Problem to work on: From the records below, find each line with the string "creative" and copy it.

Text content records for pages
——————
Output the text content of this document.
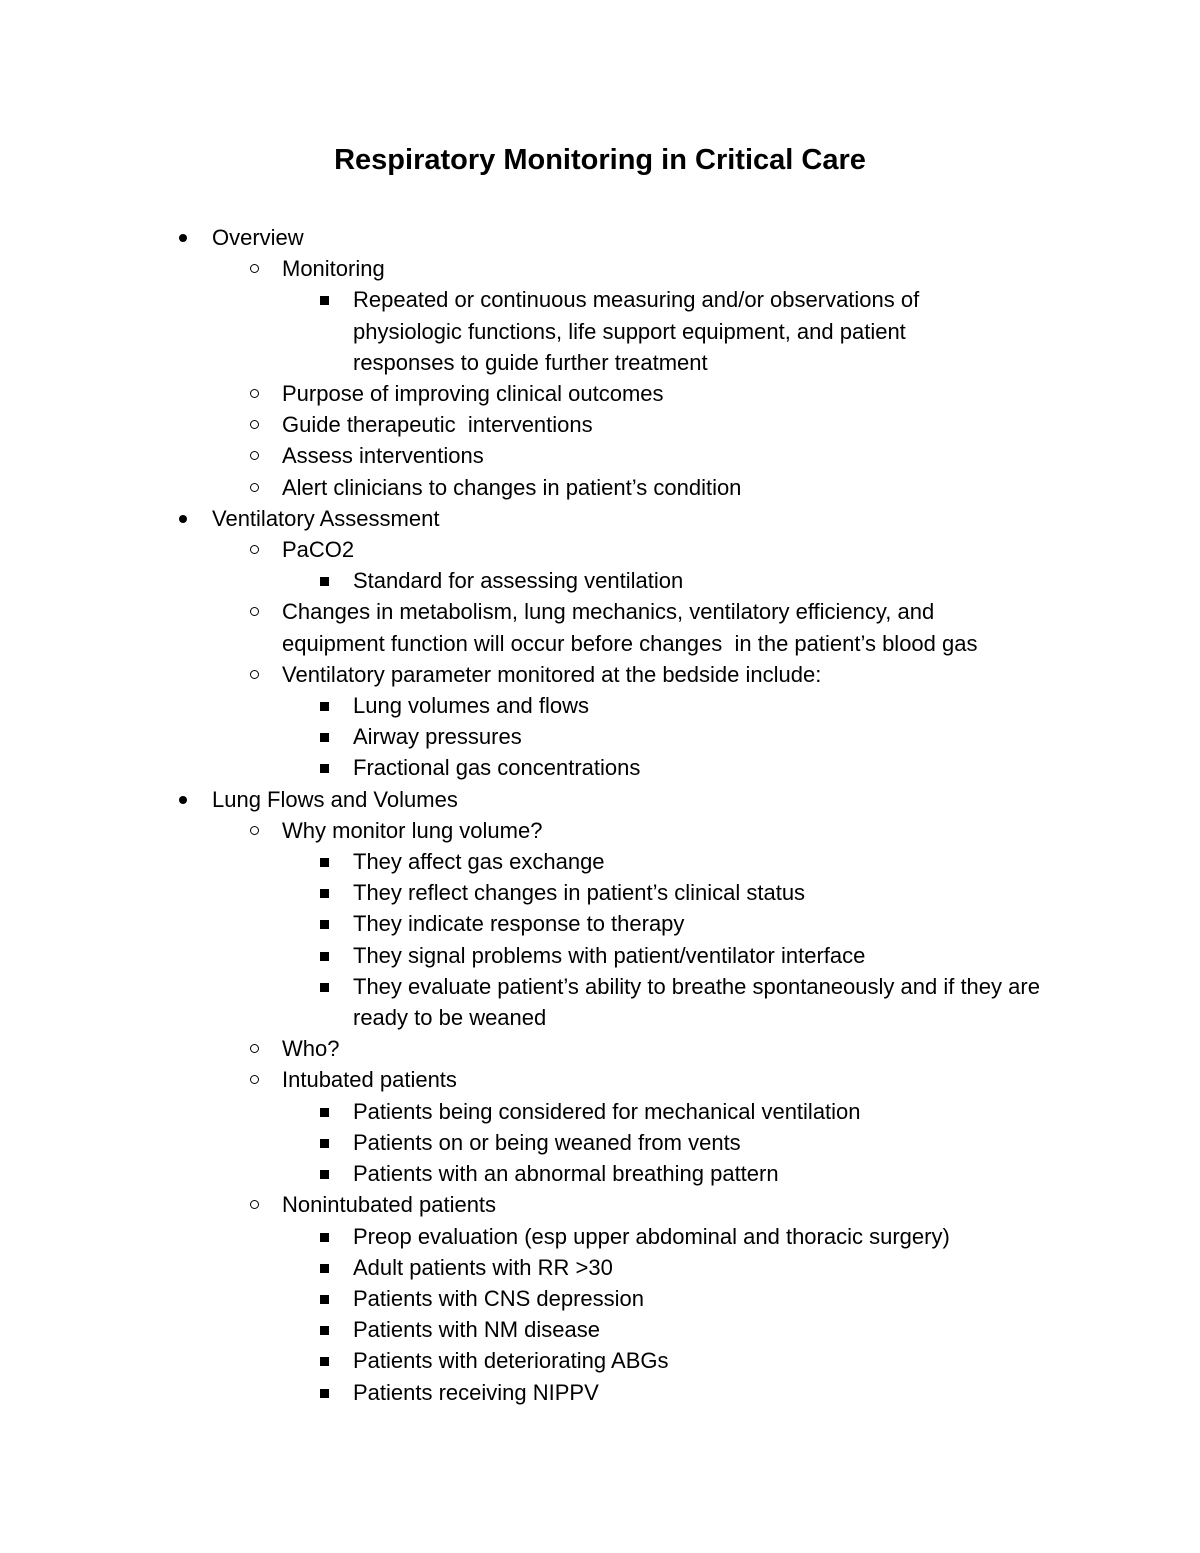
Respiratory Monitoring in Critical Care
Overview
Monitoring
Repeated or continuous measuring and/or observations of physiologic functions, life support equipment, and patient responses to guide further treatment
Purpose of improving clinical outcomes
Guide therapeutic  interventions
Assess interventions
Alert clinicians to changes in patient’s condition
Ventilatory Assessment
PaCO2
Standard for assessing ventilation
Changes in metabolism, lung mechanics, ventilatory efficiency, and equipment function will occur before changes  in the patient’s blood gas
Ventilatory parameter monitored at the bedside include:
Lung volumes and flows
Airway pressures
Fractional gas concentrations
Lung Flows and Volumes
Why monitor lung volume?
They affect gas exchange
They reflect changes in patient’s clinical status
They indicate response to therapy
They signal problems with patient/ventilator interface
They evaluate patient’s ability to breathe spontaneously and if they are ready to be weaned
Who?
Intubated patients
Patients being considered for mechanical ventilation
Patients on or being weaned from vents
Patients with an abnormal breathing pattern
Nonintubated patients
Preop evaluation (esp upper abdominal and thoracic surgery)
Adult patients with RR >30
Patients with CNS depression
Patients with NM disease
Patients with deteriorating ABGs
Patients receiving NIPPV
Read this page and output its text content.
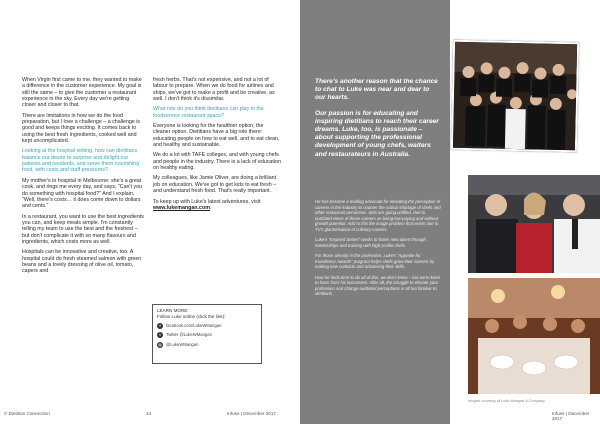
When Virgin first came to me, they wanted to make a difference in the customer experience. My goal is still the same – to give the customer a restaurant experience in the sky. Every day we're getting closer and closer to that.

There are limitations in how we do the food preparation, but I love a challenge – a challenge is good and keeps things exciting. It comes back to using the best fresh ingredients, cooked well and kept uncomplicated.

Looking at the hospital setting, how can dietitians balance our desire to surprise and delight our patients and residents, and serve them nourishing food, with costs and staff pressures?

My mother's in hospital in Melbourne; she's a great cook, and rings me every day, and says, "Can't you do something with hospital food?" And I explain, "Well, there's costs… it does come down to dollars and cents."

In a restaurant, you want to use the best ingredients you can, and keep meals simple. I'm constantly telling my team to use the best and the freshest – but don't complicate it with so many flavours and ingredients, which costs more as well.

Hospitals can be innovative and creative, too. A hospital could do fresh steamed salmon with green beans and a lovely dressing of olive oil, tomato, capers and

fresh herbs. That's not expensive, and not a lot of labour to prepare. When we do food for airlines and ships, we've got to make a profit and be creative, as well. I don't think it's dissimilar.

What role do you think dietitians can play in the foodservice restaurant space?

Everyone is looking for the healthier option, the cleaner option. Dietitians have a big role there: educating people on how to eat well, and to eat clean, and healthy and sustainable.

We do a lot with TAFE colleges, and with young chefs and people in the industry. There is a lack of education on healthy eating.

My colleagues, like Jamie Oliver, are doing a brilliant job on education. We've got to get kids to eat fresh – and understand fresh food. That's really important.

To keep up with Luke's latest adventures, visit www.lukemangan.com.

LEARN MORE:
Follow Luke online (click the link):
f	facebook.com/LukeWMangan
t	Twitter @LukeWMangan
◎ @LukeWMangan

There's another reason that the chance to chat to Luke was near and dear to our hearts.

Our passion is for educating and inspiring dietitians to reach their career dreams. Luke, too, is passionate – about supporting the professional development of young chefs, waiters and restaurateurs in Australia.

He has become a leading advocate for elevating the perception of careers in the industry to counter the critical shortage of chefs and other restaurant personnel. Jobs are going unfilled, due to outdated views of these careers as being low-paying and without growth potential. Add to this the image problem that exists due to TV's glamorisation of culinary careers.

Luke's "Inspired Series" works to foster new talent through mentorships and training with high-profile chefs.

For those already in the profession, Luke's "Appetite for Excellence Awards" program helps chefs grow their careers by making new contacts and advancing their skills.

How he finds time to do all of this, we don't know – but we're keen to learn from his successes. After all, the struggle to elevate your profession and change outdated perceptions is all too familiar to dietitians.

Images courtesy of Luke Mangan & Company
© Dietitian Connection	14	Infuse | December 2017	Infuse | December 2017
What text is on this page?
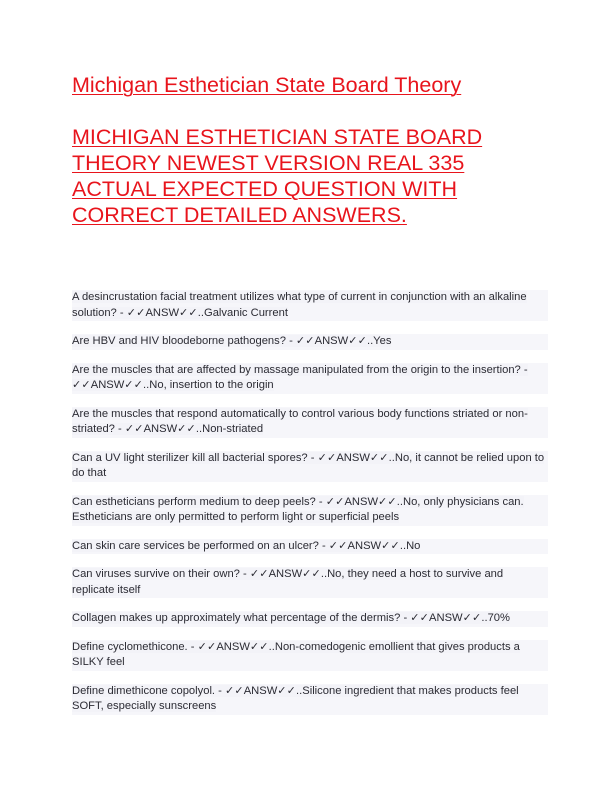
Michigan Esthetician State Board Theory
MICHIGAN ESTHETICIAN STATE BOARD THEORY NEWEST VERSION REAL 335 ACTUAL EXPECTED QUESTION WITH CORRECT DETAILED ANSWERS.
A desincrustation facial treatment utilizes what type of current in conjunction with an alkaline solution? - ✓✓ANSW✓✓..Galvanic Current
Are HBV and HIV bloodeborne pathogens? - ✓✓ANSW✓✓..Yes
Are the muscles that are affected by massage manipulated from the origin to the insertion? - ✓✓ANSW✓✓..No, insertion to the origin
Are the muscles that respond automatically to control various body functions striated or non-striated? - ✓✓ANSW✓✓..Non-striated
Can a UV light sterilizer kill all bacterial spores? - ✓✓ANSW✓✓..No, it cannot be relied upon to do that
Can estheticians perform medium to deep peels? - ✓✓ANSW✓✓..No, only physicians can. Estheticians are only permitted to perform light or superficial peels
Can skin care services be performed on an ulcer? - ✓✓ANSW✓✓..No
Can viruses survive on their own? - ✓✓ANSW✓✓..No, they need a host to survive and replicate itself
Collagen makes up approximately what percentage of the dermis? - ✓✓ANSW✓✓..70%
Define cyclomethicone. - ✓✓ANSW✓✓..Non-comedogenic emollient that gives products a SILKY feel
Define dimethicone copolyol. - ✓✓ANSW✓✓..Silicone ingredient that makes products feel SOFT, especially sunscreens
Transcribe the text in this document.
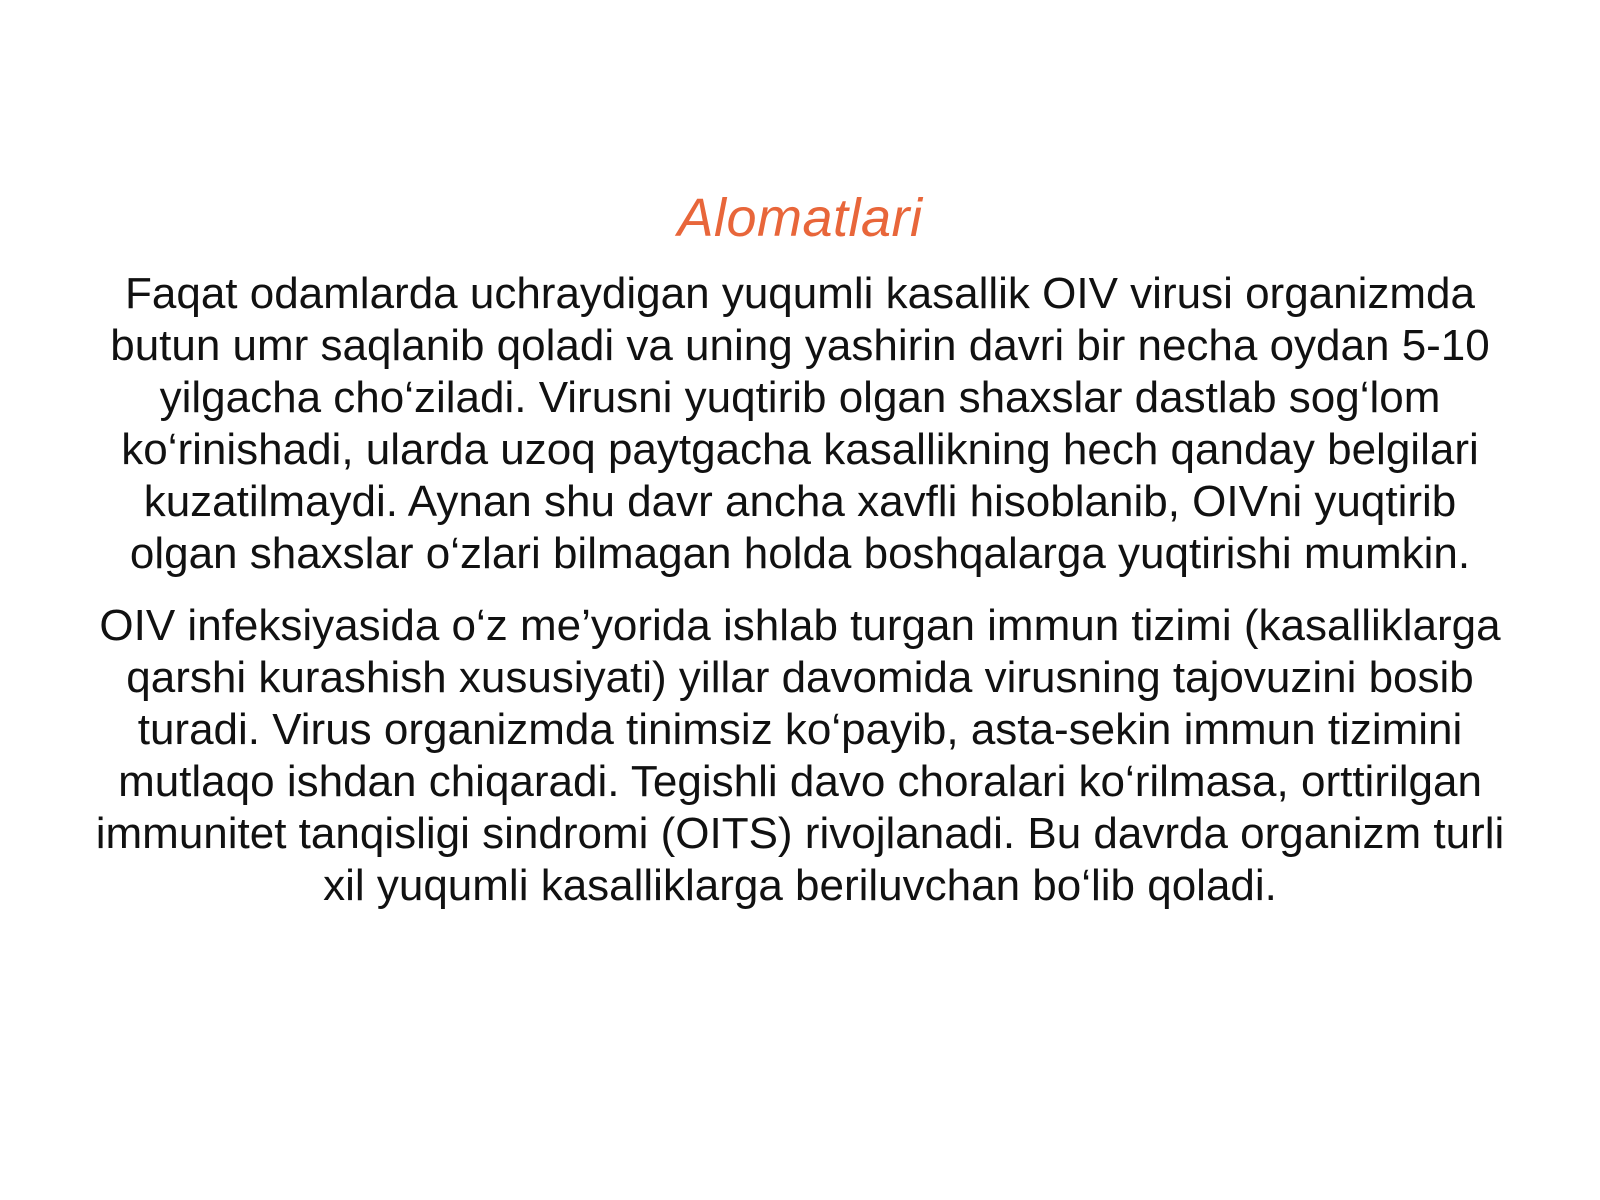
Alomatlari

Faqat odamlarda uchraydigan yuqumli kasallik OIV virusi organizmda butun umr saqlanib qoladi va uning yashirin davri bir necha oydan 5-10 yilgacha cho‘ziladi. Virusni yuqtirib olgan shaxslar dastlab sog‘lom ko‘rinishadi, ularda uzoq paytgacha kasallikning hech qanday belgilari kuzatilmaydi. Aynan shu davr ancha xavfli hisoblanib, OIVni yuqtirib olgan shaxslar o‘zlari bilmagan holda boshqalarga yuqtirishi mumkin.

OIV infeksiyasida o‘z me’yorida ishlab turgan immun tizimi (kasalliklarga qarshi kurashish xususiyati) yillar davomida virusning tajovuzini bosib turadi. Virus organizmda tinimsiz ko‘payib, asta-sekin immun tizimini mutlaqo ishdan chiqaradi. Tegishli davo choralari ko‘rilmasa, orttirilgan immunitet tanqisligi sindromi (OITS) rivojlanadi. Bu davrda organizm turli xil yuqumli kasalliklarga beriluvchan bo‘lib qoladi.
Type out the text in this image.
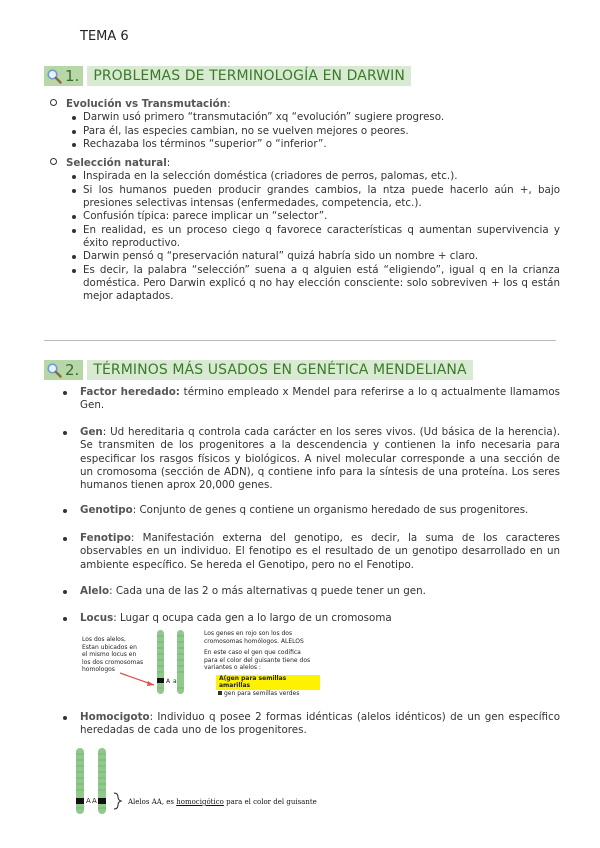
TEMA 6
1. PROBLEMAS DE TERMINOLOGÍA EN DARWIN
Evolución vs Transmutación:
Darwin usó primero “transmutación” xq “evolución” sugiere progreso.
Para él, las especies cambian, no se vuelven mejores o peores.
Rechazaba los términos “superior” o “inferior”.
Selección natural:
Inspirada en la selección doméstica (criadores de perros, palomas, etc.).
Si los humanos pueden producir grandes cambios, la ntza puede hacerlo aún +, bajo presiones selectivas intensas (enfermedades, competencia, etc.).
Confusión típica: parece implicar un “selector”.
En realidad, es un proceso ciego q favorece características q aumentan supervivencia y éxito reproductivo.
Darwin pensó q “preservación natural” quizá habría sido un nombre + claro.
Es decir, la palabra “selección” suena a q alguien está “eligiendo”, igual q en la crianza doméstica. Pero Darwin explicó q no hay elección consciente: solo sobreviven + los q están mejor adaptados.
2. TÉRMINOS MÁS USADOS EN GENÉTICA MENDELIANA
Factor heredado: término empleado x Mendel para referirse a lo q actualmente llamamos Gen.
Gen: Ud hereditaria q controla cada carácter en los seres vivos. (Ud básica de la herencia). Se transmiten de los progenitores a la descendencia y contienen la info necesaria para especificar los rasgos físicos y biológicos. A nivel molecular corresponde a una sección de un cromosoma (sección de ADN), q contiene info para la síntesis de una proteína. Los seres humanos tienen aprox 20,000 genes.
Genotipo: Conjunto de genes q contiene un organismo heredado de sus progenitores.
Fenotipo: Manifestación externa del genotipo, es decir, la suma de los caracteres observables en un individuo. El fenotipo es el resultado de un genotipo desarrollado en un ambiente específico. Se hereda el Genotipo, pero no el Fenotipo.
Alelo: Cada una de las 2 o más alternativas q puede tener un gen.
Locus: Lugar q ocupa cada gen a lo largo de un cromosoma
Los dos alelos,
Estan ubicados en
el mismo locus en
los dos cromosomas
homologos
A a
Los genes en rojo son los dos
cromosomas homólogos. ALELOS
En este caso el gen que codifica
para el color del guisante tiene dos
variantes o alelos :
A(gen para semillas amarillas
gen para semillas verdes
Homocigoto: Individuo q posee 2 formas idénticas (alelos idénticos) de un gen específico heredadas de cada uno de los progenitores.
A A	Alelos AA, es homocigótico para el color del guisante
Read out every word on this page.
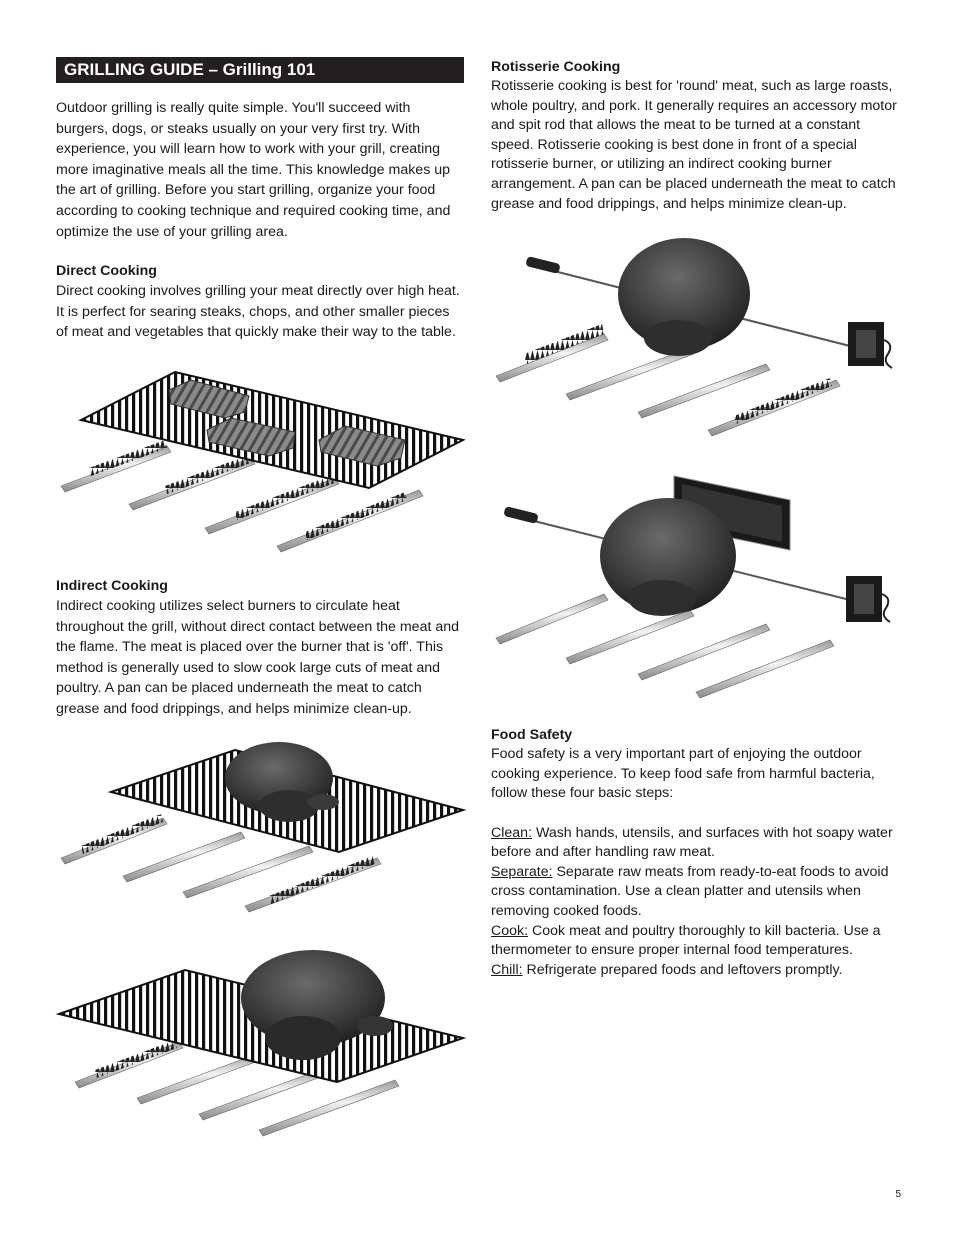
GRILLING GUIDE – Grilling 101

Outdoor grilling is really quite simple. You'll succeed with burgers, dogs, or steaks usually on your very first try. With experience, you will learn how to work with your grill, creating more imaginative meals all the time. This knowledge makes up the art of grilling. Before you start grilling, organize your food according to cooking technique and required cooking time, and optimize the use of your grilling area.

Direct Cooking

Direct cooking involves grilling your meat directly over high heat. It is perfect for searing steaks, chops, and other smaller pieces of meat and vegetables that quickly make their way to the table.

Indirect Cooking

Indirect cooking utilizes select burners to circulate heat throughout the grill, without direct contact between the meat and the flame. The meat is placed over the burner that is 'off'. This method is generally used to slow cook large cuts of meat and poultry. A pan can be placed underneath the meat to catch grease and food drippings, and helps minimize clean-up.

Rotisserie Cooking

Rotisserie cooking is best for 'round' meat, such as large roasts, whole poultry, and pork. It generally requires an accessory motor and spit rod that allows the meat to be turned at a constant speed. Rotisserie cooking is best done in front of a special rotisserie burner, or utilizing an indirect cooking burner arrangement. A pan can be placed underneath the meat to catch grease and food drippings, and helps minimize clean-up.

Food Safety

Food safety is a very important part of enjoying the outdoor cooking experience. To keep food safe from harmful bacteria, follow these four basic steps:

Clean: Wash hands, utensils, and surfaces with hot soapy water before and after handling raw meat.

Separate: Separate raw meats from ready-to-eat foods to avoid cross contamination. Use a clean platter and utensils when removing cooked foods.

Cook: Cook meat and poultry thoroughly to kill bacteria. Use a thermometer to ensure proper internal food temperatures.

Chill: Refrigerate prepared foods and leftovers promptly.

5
——————
Result of this task:
Hospitals can be innovative and creative, too. A hospital could do fresh steamed salmon with green beans and a lovely dressing of olive oil, tomato, capers and
fresh herbs. That's not expensive, and not a lot of labour to prepare. When we do food for airlines and ships, we've got to make a profit and be creative, as well. I don't think it's dissimilar.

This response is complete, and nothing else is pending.